Each line below must be set down exactly; omit any image you find.

───── Extracted records ─────

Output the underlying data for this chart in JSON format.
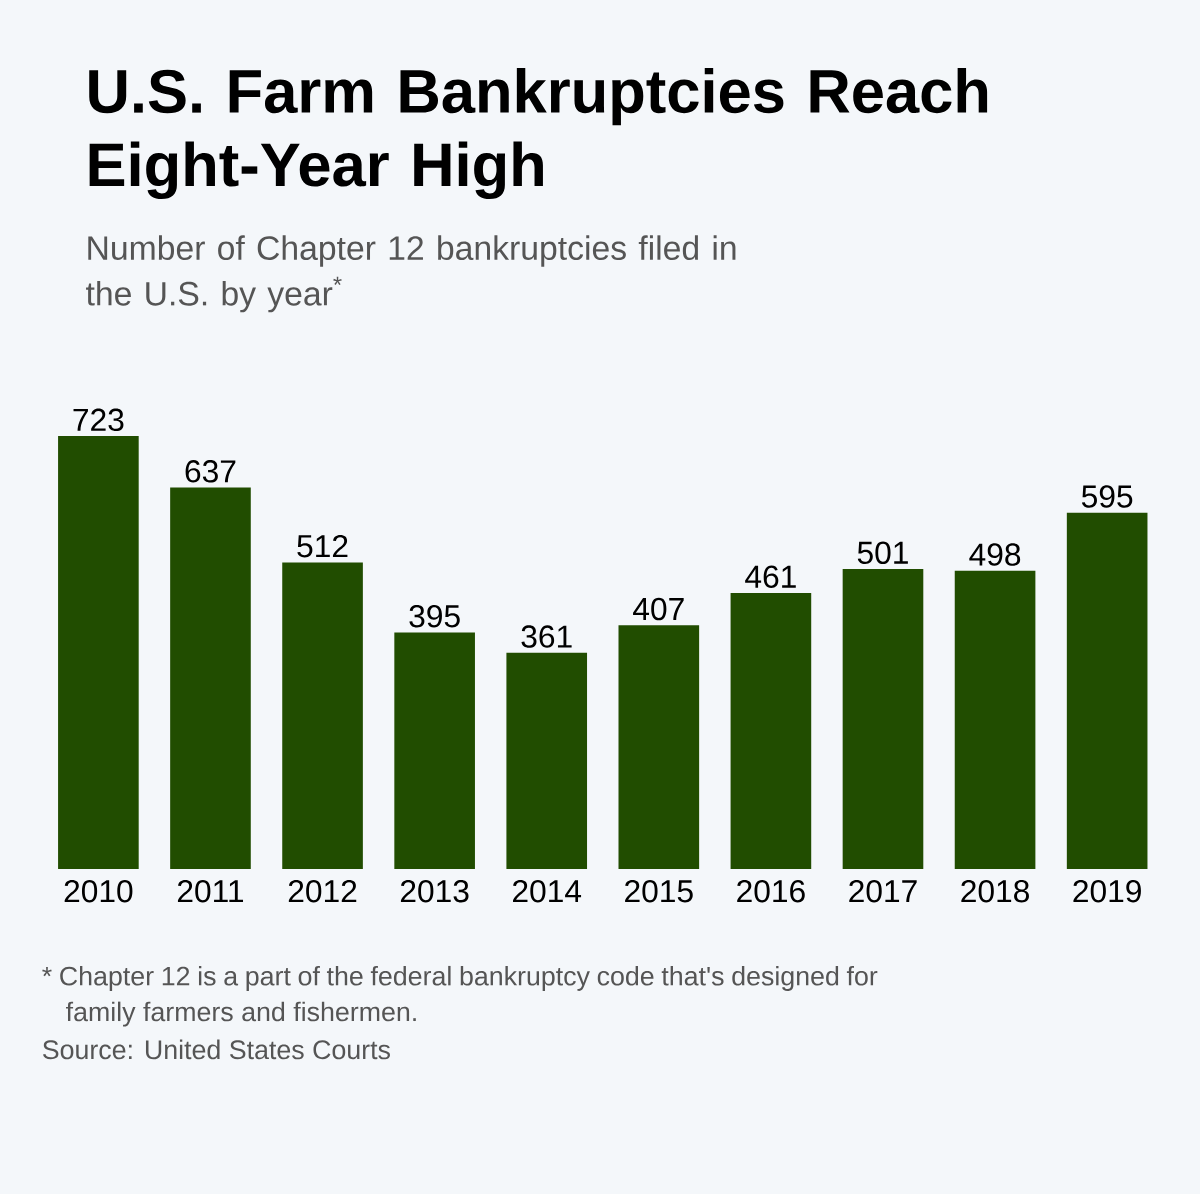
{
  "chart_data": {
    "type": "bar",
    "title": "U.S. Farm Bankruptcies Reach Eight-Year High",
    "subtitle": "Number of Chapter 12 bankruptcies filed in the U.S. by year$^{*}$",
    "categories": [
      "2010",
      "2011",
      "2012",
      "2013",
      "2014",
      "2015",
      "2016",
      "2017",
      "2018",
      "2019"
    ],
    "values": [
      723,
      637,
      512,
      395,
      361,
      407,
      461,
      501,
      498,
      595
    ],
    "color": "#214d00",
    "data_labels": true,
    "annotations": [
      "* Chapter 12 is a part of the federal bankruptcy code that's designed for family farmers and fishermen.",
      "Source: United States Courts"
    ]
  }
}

─────

Task result:
Output the underlying data for this chart in JSON format.
{
  "chart_data": {
    "type": "bar",
    "title": "U.S. Farm Bankruptcies Reach Eight-Year High",
    "subtitle": "Number of Chapter 12 bankruptcies filed in the U.S. by year$^{*}$",
    "categories": [
      "2010",
      "2011",
      "2012",
      "2013",
      "2014",
      "2015",
      "2016",
      "2017",
      "2018",
      "2019"
    ],
    "values": [
      723,
      637,
      512,
      395,
      361,
      407,
      461,
      501,
      498,
      595
    ],
    "color": "#214d00",
    "data_labels": true,
    "annotations": [
      "* Chapter 12 is a part of the federal bankruptcy code that's designed for family farmers and fishermen.",
      "Source: United States Courts"
    ]
  }
}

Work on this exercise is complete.